*Exercise description*:
Please write the listing below out again exactly, leaving every picture behind.

*Available data*:
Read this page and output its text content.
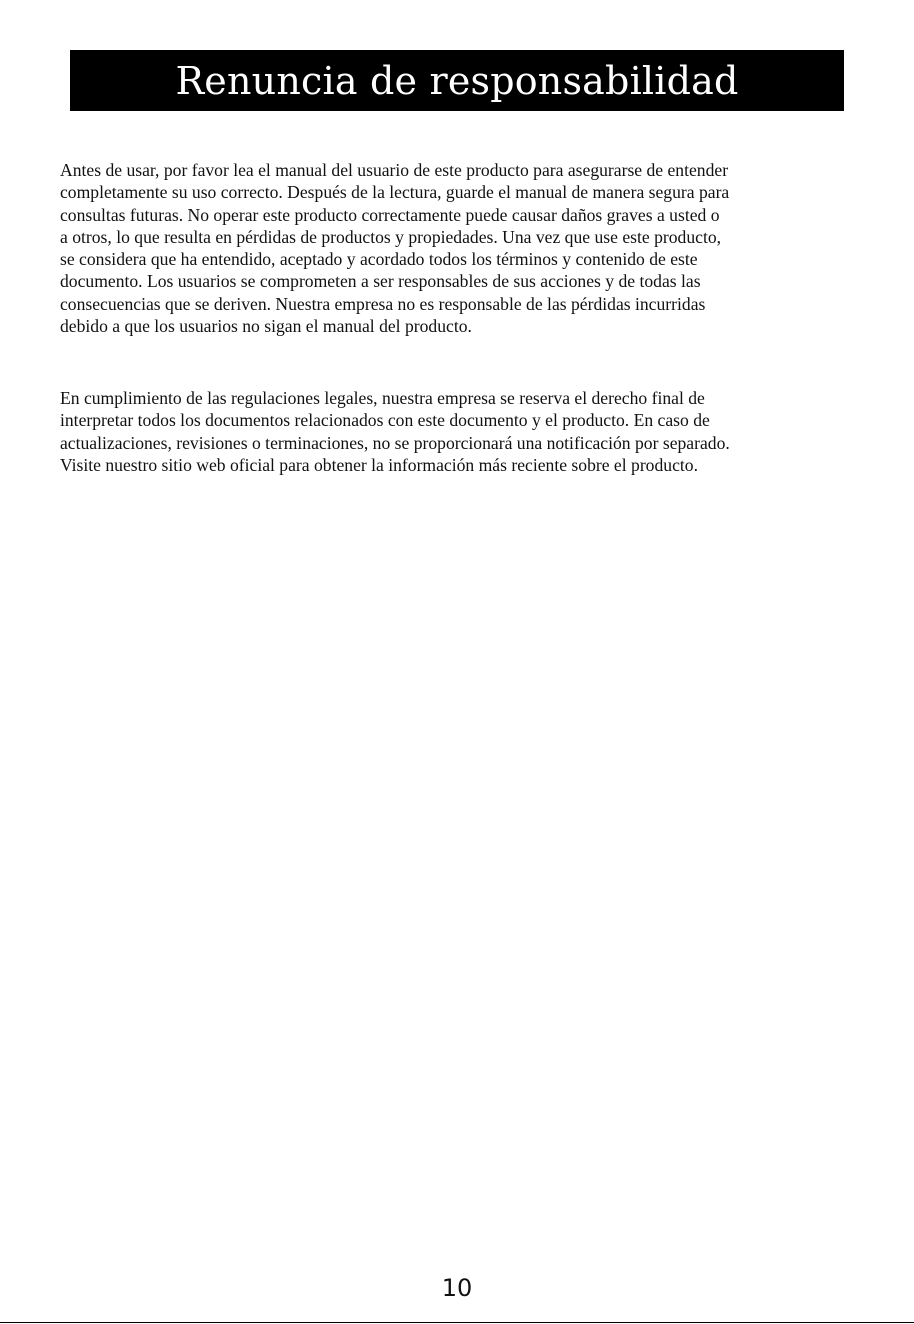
Renuncia de responsabilidad

Antes de usar, por favor lea el manual del usuario de este producto para asegurarse de entender
completamente su uso correcto. Después de la lectura, guarde el manual de manera segura para
consultas futuras. No operar este producto correctamente puede causar daños graves a usted o
a otros, lo que resulta en pérdidas de productos y propiedades. Una vez que use este producto,
se considera que ha entendido, aceptado y acordado todos los términos y contenido de este
documento. Los usuarios se comprometen a ser responsables de sus acciones y de todas las
consecuencias que se deriven. Nuestra empresa no es responsable de las pérdidas incurridas
debido a que los usuarios no sigan el manual del producto.

En cumplimiento de las regulaciones legales, nuestra empresa se reserva el derecho final de
interpretar todos los documentos relacionados con este documento y el producto. En caso de
actualizaciones, revisiones o terminaciones, no se proporcionará una notificación por separado.
Visite nuestro sitio web oficial para obtener la información más reciente sobre el producto.

10
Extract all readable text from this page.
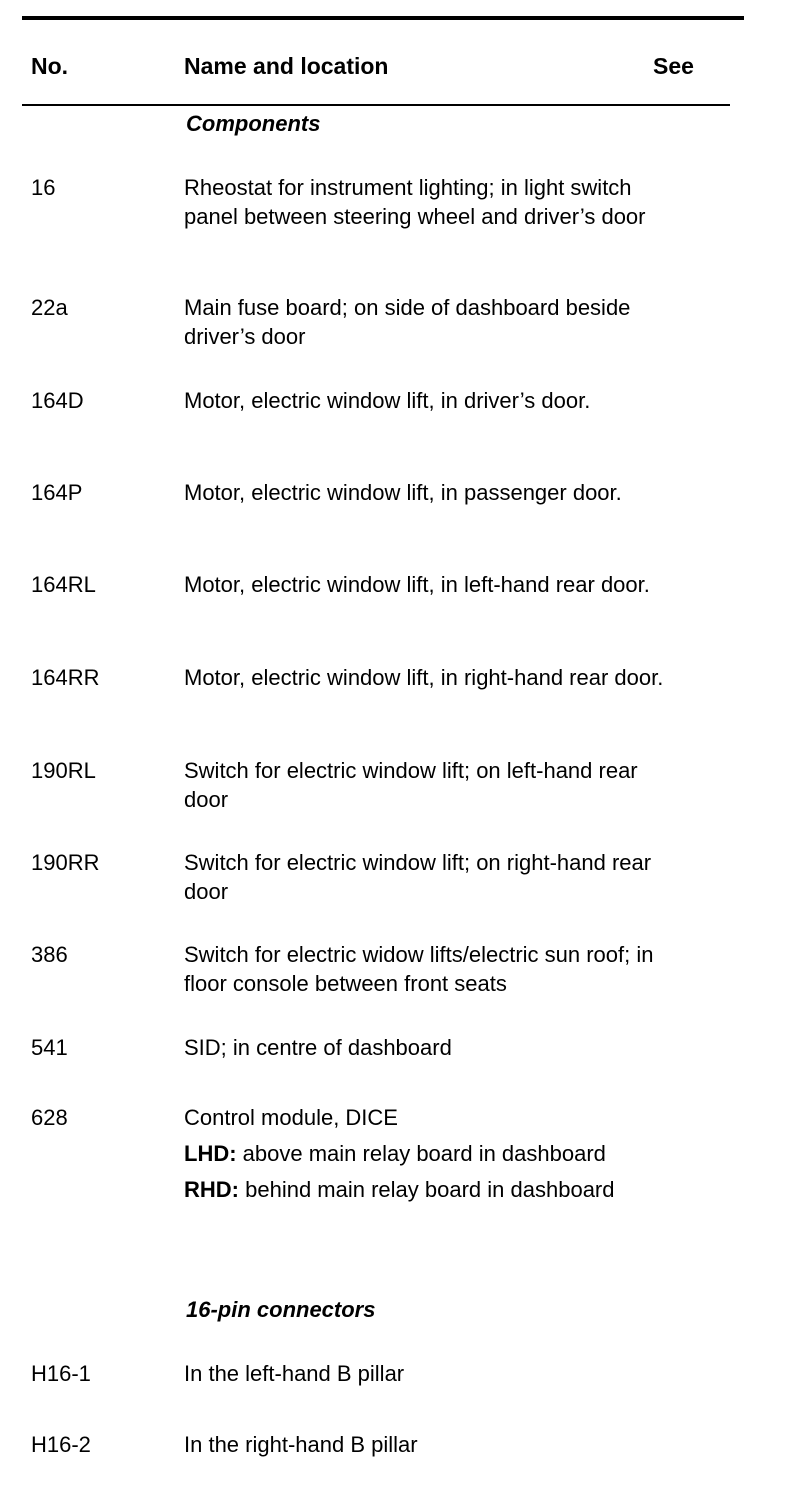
No.	Name and location	See
Components
16	Rheostat for instrument lighting; in light switch panel between steering wheel and driver’s door
22a	Main fuse board; on side of dashboard beside driver’s door
164D	Motor, electric window lift, in driver’s door.
164P	Motor, electric window lift, in passenger door.
164RL	Motor, electric window lift, in left-hand rear door.
164RR	Motor, electric window lift, in right-hand rear door.
190RL	Switch for electric window lift; on left-hand rear door
190RR	Switch for electric window lift; on right-hand rear door
386	Switch for electric widow lifts/electric sun roof; in floor console between front seats
541	SID; in centre of dashboard
628	Control module, DICE
LHD: above main relay board in dashboard
RHD: behind main relay board in dashboard
16-pin connectors
H16-1	In the left-hand B pillar
H16-2	In the right-hand B pillar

*Exercise output*:
Read this page and output its text content.
Renuncia de responsabilidad

Antes de usar, por favor lea el manual del usuario de este producto para asegurarse de entender
completamente su uso correcto. Después de la lectura, guarde el manual de manera segura para
consultas futuras. No operar este producto correctamente puede causar daños graves a usted o
a otros, lo que resulta en pérdidas de productos y propiedades. Una vez que use este producto,
se considera que ha entendido, aceptado y acordado todos los términos y contenido de este
documento. Los usuarios se comprometen a ser responsables de sus acciones y de todas las
consecuencias que se deriven. Nuestra empresa no es responsable de las pérdidas incurridas
debido a que los usuarios no sigan el manual del producto.

En cumplimiento de las regulaciones legales, nuestra empresa se reserva el derecho final de
interpretar todos los documentos relacionados con este documento y el producto. En caso de
actualizaciones, revisiones o terminaciones, no se proporcionará una notificación por separado.
Visite nuestro sitio web oficial para obtener la información más reciente sobre el producto.

10
Extract all readable text from this page.
No.	Name and location	See
Components
16	Rheostat for instrument lighting; in light switch panel between steering wheel and driver’s door
22a	Main fuse board; on side of dashboard beside driver’s door
164D	Motor, electric window lift, in driver’s door.
164P	Motor, electric window lift, in passenger door.
164RL	Motor, electric window lift, in left-hand rear door.
164RR	Motor, electric window lift, in right-hand rear door.
190RL	Switch for electric window lift; on left-hand rear door
190RR	Switch for electric window lift; on right-hand rear door
386	Switch for electric widow lifts/electric sun roof; in floor console between front seats
541	SID; in centre of dashboard
628	Control module, DICE
LHD: above main relay board in dashboard
RHD: behind main relay board in dashboard
16-pin connectors
H16-1	In the left-hand B pillar
H16-2	In the right-hand B pillar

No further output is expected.